#### [DATA PROVIDED]
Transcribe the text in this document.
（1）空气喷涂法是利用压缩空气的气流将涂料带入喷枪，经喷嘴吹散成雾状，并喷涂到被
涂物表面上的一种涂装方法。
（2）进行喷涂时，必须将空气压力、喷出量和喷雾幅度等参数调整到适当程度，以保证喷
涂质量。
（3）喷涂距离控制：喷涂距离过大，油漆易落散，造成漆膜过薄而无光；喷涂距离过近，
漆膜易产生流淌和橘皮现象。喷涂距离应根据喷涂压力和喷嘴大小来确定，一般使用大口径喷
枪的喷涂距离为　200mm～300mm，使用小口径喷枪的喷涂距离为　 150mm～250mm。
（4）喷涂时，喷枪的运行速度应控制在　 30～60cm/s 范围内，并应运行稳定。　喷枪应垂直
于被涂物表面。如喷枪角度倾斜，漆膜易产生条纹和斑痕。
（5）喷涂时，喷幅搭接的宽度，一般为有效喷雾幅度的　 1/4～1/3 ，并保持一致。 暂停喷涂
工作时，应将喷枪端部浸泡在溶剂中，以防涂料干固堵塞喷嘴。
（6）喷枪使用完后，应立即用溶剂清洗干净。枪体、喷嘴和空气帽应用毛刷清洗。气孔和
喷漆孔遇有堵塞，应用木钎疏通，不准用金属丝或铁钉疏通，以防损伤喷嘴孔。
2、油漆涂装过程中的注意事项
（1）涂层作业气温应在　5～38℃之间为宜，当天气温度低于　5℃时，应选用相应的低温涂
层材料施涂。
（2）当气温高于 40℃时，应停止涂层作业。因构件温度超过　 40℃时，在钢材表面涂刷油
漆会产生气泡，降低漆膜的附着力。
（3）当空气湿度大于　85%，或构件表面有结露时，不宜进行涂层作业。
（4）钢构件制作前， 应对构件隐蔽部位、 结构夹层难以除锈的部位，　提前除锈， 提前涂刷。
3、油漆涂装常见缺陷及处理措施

#### [TASK STATEMENT]
Extract all lines as given.

#### [RESPONSE TO THE EXERCISE]
Transcribe the text in this document.
（1）空气喷涂法是利用压缩空气的气流将涂料带入喷枪，经喷嘴吹散成雾状，并喷涂到被
涂物表面上的一种涂装方法。
（2）进行喷涂时，必须将空气压力、喷出量和喷雾幅度等参数调整到适当程度，以保证喷
涂质量。
（3）喷涂距离控制：喷涂距离过大，油漆易落散，造成漆膜过薄而无光；喷涂距离过近，
漆膜易产生流淌和橘皮现象。喷涂距离应根据喷涂压力和喷嘴大小来确定，一般使用大口径喷
枪的喷涂距离为　200mm～300mm，使用小口径喷枪的喷涂距离为　 150mm～250mm。
（4）喷涂时，喷枪的运行速度应控制在　 30～60cm/s 范围内，并应运行稳定。　喷枪应垂直
于被涂物表面。如喷枪角度倾斜，漆膜易产生条纹和斑痕。
（5）喷涂时，喷幅搭接的宽度，一般为有效喷雾幅度的　 1/4～1/3 ，并保持一致。 暂停喷涂
工作时，应将喷枪端部浸泡在溶剂中，以防涂料干固堵塞喷嘴。
（6）喷枪使用完后，应立即用溶剂清洗干净。枪体、喷嘴和空气帽应用毛刷清洗。气孔和
喷漆孔遇有堵塞，应用木钎疏通，不准用金属丝或铁钉疏通，以防损伤喷嘴孔。
2、油漆涂装过程中的注意事项
（1）涂层作业气温应在　5～38℃之间为宜，当天气温度低于　5℃时，应选用相应的低温涂
层材料施涂。
（2）当气温高于 40℃时，应停止涂层作业。因构件温度超过　 40℃时，在钢材表面涂刷油
漆会产生气泡，降低漆膜的附着力。
（3）当空气湿度大于　85%，或构件表面有结露时，不宜进行涂层作业。
（4）钢构件制作前， 应对构件隐蔽部位、 结构夹层难以除锈的部位，　提前除锈， 提前涂刷。
3、油漆涂装常见缺陷及处理措施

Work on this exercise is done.